**DATA FOR THIS EXERCISE:**
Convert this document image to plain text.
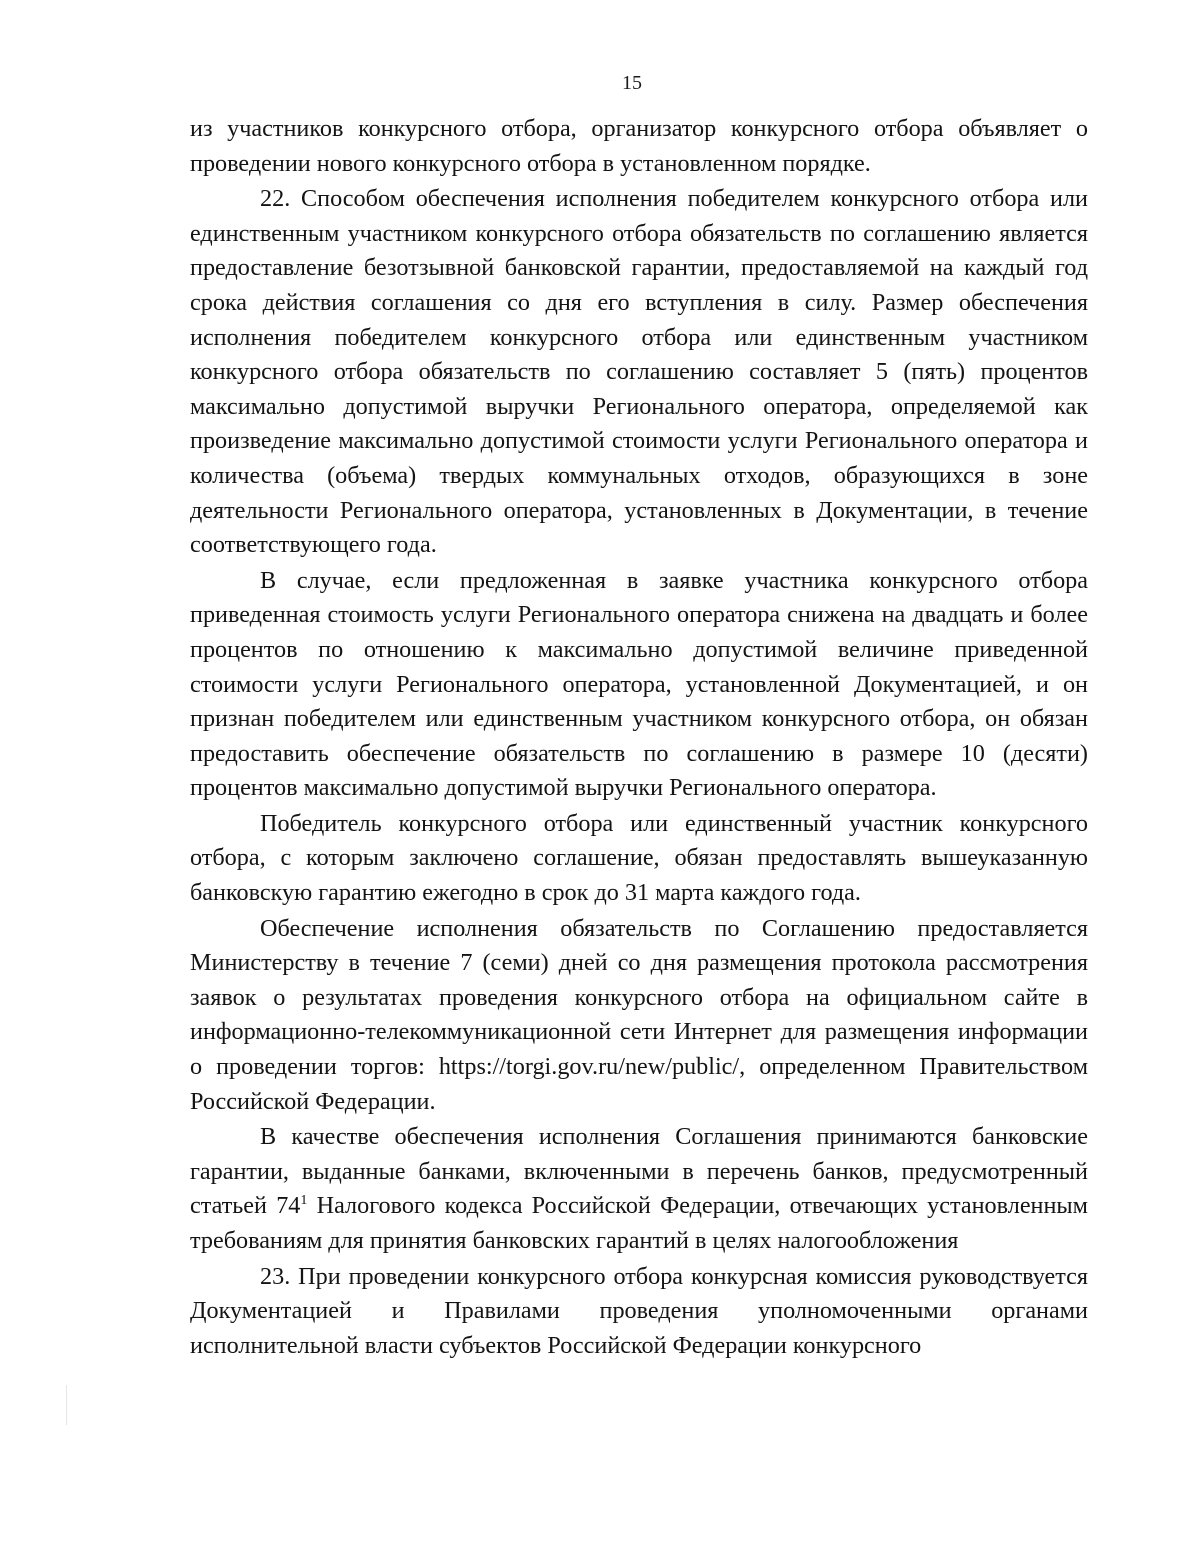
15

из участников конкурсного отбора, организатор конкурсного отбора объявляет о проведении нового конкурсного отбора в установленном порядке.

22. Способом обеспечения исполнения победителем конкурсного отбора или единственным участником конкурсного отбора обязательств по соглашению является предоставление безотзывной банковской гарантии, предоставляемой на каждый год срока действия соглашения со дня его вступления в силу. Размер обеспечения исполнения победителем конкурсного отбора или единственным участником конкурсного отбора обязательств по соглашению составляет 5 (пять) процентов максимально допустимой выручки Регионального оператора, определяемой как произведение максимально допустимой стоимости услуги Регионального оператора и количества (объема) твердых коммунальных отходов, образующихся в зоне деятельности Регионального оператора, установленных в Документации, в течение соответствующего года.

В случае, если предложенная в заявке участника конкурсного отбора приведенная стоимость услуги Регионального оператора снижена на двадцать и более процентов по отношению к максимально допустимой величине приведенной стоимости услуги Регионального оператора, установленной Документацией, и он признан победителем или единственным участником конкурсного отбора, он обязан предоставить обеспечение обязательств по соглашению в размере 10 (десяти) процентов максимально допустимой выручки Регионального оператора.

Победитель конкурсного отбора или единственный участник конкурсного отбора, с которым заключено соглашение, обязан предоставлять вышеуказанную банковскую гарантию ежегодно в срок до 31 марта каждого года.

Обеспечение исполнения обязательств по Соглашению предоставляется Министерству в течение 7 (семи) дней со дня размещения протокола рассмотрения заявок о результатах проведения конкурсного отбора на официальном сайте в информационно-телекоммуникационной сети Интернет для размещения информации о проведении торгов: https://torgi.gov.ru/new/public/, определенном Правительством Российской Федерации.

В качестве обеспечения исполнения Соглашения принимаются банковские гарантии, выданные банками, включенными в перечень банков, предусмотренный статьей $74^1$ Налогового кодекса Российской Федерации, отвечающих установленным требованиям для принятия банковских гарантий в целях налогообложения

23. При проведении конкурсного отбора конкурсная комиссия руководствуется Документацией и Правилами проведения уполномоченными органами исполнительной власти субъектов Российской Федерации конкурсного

---

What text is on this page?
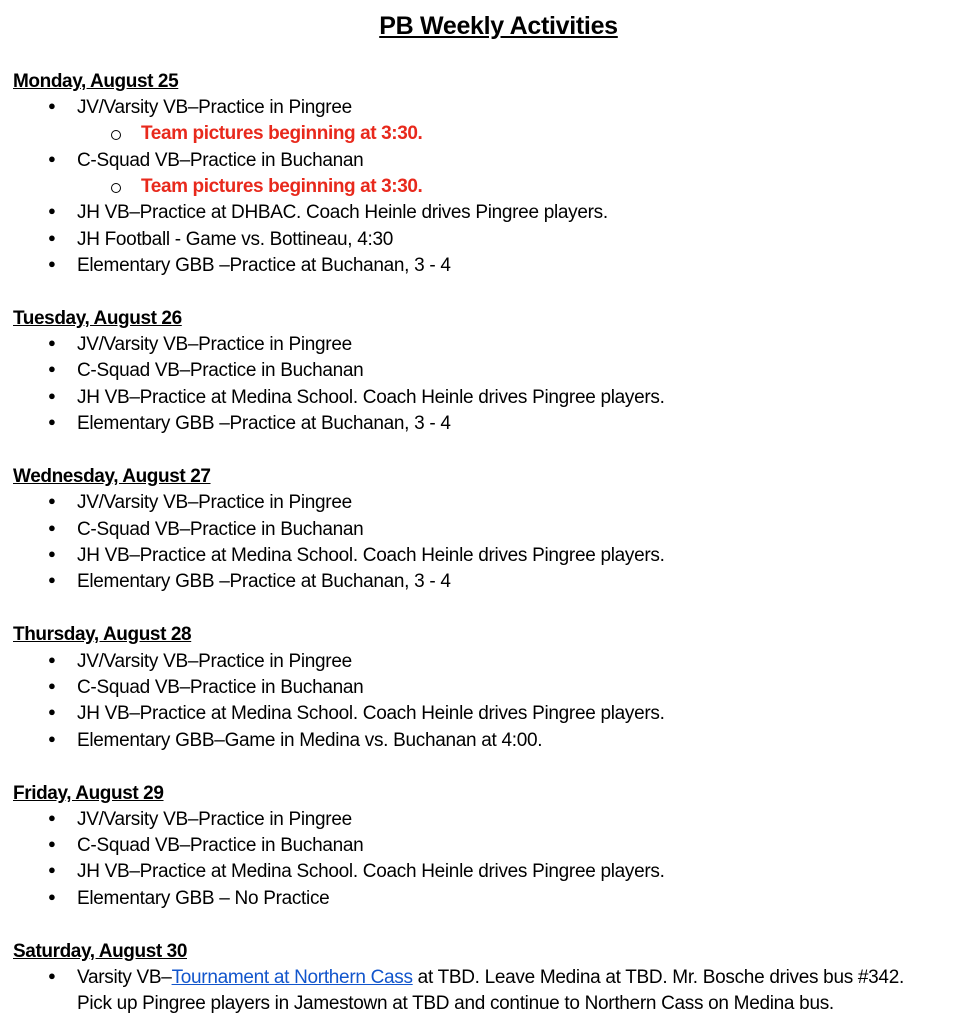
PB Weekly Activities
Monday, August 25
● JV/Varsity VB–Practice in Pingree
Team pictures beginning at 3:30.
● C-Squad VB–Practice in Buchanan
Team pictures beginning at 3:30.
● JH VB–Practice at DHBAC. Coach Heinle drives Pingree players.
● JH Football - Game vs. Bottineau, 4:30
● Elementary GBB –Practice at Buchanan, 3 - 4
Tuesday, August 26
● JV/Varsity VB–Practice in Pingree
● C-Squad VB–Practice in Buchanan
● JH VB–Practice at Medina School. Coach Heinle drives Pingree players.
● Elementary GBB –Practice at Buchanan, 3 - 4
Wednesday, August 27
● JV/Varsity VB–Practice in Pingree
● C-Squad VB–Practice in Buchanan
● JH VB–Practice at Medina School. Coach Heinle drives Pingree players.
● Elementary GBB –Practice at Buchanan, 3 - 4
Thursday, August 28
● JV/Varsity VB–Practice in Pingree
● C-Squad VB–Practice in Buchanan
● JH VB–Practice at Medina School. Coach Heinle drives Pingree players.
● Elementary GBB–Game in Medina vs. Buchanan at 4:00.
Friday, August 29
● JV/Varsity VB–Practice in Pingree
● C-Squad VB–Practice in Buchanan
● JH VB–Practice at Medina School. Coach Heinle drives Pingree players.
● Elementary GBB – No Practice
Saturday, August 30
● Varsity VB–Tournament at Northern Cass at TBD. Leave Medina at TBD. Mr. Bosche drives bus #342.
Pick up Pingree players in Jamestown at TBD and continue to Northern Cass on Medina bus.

* * *

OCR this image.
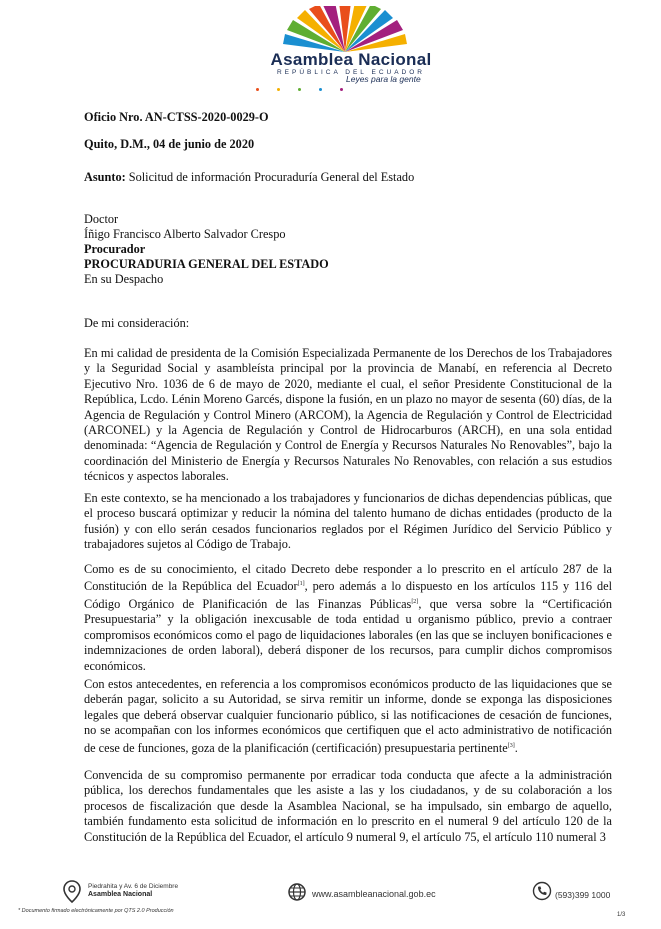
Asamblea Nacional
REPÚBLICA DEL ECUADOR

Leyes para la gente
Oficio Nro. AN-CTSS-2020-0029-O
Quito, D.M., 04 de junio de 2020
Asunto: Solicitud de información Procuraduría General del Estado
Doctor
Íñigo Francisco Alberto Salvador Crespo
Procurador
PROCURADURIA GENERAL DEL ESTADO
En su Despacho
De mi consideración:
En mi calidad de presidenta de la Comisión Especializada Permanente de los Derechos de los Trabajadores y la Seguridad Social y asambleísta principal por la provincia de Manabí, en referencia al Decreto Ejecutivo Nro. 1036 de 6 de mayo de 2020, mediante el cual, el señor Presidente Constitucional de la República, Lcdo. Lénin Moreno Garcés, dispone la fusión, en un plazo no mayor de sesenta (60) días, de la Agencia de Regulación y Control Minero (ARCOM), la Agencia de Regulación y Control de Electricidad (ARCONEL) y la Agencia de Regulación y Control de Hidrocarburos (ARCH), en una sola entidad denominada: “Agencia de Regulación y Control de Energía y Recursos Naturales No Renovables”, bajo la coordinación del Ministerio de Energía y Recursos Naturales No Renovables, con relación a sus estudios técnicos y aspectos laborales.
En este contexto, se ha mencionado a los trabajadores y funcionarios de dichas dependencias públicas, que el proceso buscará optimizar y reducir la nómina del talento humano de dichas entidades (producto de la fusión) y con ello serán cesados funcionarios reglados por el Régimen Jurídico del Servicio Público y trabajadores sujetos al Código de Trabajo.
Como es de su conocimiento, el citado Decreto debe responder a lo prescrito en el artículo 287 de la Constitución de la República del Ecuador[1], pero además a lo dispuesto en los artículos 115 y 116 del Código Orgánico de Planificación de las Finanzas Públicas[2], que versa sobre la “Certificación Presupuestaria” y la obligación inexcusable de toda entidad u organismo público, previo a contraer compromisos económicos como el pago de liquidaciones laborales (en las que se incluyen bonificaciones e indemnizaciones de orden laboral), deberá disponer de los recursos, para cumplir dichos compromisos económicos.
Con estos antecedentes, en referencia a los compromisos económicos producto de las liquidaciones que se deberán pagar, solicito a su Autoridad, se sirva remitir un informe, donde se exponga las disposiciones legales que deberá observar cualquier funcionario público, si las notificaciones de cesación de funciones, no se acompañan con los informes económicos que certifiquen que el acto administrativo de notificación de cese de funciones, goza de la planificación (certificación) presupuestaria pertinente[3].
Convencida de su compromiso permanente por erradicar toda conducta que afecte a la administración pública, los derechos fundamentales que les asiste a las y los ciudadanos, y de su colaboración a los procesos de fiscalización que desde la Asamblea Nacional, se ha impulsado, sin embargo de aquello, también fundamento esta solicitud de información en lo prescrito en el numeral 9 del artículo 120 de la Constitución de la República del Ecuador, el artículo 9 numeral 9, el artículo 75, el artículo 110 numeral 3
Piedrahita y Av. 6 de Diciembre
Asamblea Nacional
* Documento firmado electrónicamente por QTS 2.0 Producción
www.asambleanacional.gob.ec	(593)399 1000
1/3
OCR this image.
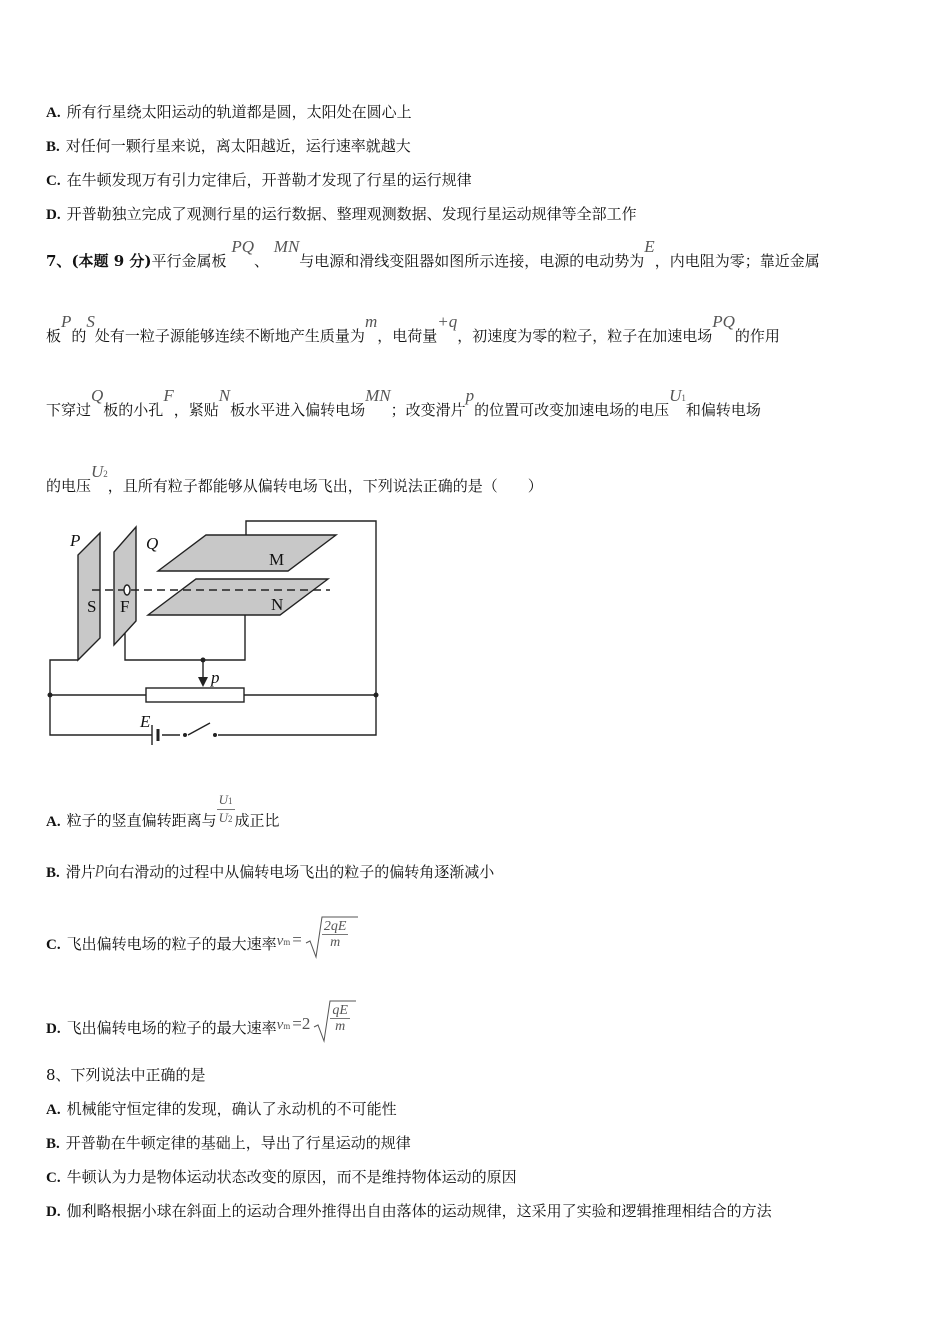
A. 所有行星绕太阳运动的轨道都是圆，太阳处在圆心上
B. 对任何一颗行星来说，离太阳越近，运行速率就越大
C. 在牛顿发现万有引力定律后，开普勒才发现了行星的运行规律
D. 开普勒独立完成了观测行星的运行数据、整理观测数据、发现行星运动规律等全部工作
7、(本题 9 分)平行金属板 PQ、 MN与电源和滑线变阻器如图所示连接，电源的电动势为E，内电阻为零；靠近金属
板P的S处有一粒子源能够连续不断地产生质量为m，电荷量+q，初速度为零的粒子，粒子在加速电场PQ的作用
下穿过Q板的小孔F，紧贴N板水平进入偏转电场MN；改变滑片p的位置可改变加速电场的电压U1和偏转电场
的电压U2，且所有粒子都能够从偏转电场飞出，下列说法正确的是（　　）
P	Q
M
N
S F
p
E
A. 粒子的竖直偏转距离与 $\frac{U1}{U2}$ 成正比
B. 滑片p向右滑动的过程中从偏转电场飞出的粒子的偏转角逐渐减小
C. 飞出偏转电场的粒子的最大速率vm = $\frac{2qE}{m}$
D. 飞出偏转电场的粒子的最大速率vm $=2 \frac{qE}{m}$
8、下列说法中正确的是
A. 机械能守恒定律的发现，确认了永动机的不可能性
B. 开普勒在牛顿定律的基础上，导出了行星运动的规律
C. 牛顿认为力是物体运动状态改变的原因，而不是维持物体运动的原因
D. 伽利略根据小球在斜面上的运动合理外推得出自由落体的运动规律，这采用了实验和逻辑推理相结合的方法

**TASK TO CARRY OUT:** Which lines above contain the word "toda"? Copy each of them.

**RESULT OF THE TASK:**
Como es de su conocimiento, el citado Decreto debe responder a lo prescrito en el artículo 287 de la Constitución de la República del Ecuador[1], pero además a lo dispuesto en los artículos 115 y 116 del Código Orgánico de Planificación de las Finanzas Públicas[2], que versa sobre la “Certificación Presupuestaria” y la obligación inexcusable de toda entidad u organismo público, previo a contraer compromisos económicos como el pago de liquidaciones laborales (en las que se incluyen bonificaciones e indemnizaciones de orden laboral), deberá disponer de los recursos, para cumplir dichos compromisos económicos.
Convencida de su compromiso permanente por erradicar toda conducta que afecte a la administración pública, los derechos fundamentales que les asiste a las y los ciudadanos, y de su colaboración a los procesos de fiscalización que desde la Asamblea Nacional, se ha impulsado, sin embargo de aquello, también fundamento esta solicitud de información en lo prescrito en el numeral 9 del artículo 120 de la Constitución de la República del Ecuador, el artículo 9 numeral 9, el artículo 75, el artículo 110 numeral 3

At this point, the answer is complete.